• **Data supplied**:
- - -
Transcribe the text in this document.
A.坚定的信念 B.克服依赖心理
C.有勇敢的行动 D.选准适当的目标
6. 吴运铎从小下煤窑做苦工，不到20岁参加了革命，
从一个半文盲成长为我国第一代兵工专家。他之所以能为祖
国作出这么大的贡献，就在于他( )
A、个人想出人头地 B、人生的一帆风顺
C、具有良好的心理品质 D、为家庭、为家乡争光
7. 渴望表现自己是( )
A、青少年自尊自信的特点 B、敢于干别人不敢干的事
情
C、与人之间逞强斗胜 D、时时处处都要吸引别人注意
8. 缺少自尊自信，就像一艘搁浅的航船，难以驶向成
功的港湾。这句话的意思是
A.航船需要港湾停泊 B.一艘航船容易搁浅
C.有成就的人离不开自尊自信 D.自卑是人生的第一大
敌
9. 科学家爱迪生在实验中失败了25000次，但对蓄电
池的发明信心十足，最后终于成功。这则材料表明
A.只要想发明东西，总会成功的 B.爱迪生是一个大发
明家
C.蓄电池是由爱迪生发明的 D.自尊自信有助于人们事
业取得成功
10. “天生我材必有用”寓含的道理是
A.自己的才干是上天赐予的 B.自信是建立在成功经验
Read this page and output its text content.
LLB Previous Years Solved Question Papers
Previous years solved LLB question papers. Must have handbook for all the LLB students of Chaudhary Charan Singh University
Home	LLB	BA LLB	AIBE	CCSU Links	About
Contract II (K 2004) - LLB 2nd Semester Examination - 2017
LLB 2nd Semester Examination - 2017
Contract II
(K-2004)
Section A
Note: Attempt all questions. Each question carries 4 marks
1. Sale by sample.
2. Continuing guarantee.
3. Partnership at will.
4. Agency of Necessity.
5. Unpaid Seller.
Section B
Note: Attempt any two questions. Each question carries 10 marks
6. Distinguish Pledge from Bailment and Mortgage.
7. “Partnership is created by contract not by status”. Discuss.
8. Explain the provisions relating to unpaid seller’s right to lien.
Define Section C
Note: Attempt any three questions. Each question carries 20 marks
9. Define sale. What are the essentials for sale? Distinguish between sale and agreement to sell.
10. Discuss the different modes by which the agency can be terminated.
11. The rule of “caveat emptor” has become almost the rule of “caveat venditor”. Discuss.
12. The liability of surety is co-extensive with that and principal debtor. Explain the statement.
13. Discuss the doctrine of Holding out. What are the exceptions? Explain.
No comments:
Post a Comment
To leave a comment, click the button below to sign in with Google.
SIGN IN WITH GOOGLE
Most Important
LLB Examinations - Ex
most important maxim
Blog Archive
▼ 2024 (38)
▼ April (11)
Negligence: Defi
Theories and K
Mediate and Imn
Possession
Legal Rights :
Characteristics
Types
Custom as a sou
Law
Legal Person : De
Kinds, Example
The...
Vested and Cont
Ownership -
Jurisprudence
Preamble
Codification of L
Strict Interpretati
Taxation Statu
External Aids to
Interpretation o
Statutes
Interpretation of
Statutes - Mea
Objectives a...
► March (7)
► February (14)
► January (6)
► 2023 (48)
- - -
• **Exercise aim**: Look through the records and count each line that holds "Attempt". Write only the total.

• **Answer to this task**: 3